Entries:
....

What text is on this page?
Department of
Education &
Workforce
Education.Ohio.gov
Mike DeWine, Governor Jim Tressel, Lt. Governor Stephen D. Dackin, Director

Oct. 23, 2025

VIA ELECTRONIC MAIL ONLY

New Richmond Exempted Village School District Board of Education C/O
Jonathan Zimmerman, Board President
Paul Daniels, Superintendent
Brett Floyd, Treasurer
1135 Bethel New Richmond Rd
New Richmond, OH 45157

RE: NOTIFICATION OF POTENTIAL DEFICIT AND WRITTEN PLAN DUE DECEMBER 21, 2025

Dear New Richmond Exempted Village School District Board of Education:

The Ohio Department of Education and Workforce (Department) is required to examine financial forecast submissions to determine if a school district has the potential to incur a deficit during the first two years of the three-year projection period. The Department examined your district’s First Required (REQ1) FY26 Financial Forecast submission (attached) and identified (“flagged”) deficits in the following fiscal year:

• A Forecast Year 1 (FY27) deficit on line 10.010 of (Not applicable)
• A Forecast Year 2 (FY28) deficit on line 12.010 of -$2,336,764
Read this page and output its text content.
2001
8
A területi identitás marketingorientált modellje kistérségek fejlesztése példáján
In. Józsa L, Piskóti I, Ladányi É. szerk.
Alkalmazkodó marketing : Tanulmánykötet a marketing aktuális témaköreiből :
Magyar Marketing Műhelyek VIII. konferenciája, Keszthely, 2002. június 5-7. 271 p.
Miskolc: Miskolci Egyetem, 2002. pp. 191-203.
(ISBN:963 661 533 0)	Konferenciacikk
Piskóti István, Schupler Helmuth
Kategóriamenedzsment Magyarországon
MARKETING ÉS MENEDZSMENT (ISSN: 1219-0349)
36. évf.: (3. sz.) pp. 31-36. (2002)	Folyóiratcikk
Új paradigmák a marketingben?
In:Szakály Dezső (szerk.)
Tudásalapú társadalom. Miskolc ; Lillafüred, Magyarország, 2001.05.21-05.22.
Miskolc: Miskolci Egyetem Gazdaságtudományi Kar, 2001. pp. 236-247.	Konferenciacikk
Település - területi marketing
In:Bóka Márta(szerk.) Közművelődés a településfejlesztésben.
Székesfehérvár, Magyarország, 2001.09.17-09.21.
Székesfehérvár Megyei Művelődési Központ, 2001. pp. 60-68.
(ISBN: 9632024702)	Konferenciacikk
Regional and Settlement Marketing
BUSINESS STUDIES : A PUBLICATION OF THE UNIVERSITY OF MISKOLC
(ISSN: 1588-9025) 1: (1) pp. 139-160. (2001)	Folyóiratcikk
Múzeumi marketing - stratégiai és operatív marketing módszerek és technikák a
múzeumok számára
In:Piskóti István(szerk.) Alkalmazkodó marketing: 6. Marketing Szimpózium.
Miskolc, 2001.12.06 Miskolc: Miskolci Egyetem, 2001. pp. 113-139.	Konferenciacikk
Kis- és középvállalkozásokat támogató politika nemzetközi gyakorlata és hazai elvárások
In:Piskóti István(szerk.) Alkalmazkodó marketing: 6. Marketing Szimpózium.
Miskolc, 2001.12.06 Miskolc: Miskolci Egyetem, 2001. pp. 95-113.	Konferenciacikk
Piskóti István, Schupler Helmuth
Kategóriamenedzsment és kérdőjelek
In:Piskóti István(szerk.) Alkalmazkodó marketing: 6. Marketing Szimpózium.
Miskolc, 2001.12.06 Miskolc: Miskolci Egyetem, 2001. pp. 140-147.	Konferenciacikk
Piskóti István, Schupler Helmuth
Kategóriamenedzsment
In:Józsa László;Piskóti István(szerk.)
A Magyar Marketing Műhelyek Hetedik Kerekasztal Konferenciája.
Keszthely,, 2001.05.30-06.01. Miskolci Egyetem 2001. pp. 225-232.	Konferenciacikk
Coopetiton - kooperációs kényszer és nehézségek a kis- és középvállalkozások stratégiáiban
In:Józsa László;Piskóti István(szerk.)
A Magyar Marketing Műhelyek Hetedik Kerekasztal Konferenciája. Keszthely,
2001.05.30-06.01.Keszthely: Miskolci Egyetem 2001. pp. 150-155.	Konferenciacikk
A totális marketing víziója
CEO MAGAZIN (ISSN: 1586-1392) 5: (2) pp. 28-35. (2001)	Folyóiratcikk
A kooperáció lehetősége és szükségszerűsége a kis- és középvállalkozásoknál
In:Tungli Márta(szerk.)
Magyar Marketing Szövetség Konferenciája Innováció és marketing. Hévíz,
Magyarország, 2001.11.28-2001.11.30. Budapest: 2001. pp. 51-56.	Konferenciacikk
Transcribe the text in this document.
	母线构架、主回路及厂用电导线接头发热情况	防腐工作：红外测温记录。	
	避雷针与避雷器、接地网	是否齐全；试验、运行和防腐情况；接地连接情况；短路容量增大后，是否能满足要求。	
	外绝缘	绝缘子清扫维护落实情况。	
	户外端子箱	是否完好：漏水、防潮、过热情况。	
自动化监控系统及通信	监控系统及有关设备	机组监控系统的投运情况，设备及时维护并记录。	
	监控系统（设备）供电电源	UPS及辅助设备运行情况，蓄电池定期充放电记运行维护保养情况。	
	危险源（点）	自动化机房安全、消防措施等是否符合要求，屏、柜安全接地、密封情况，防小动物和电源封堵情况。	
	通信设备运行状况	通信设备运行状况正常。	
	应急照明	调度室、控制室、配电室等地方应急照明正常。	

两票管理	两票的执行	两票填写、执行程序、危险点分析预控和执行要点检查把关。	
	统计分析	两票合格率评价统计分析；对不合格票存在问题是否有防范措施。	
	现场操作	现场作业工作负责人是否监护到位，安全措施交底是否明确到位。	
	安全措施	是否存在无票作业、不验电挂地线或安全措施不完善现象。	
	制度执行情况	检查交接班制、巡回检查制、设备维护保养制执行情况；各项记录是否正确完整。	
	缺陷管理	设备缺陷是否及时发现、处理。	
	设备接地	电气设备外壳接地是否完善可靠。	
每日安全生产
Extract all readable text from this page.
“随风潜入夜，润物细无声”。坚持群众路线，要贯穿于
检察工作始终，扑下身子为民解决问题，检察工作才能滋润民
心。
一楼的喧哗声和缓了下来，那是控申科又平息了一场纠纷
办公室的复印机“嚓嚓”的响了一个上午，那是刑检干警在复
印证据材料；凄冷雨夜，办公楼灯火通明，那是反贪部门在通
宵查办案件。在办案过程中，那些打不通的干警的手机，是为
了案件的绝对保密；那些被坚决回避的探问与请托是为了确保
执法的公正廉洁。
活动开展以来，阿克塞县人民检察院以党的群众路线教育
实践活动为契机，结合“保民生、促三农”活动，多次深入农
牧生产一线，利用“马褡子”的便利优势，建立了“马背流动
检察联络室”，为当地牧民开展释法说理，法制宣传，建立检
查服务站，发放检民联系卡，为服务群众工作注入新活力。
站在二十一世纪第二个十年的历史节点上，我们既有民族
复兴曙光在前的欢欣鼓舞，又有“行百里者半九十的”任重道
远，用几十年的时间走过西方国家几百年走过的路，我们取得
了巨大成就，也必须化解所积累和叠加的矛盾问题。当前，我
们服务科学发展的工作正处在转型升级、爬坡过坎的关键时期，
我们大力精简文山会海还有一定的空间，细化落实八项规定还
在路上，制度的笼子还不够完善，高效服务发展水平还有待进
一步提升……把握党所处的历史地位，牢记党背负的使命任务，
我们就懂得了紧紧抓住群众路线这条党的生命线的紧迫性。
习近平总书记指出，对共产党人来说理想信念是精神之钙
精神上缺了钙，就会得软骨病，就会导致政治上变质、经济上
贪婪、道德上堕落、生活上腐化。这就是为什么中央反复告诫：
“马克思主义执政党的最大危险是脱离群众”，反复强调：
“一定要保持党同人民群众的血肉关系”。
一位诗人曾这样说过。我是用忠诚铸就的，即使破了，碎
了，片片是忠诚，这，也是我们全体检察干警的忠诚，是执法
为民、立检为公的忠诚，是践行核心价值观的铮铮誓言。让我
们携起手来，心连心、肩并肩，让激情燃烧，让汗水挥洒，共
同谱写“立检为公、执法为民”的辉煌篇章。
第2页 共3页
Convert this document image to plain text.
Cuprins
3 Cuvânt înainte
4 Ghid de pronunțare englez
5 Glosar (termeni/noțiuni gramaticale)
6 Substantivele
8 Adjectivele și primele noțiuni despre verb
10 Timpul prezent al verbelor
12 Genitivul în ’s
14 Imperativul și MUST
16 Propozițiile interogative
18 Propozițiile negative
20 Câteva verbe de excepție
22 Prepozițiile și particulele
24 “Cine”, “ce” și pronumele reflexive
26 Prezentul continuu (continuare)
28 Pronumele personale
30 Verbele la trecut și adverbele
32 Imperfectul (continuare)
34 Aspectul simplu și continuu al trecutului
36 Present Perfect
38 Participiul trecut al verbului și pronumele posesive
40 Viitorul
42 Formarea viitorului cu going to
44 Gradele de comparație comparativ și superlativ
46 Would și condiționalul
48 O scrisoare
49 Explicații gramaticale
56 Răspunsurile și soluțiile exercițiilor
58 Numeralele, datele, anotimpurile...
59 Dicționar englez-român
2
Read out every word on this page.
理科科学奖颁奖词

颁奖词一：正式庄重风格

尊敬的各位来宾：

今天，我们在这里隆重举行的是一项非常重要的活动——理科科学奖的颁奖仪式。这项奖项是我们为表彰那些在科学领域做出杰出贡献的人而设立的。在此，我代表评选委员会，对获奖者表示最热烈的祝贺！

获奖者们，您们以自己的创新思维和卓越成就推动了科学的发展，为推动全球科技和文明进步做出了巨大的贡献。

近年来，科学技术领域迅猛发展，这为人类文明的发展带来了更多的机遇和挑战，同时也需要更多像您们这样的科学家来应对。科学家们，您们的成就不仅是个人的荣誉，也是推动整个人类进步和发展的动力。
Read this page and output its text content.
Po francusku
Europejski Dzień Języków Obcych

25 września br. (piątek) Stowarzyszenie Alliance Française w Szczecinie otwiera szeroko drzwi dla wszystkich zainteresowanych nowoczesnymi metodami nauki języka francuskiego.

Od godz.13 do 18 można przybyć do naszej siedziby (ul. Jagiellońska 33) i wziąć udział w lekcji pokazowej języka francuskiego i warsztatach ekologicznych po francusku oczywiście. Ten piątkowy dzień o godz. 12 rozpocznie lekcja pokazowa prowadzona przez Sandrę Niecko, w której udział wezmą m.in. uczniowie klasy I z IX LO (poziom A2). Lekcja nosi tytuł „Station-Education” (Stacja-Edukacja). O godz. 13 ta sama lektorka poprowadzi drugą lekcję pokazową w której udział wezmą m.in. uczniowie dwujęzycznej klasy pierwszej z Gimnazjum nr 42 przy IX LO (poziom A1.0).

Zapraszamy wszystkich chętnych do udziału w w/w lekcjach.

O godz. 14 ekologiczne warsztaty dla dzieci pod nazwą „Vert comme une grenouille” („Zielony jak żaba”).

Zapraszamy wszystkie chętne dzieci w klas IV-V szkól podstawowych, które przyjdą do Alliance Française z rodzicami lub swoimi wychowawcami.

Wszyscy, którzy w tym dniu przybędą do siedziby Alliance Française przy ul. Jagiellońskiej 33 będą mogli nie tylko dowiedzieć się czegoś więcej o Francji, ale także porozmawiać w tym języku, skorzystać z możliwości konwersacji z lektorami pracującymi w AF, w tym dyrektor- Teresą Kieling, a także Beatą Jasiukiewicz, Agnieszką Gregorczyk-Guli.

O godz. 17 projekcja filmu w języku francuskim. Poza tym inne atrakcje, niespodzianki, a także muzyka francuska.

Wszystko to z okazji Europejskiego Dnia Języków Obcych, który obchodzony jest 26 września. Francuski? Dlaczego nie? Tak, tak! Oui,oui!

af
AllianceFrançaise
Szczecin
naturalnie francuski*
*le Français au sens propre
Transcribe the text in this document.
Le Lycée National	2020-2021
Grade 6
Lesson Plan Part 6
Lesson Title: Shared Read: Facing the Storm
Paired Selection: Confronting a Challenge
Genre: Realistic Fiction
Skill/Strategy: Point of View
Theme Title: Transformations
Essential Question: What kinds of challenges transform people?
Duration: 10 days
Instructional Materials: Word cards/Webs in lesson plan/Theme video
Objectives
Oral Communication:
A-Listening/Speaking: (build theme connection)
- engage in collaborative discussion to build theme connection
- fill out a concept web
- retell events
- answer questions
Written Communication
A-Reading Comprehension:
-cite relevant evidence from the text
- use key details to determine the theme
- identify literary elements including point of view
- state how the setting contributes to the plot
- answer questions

....

Objective: Give only the number of lines in the listing above that include the string "Kerekasztal".

Final result: 2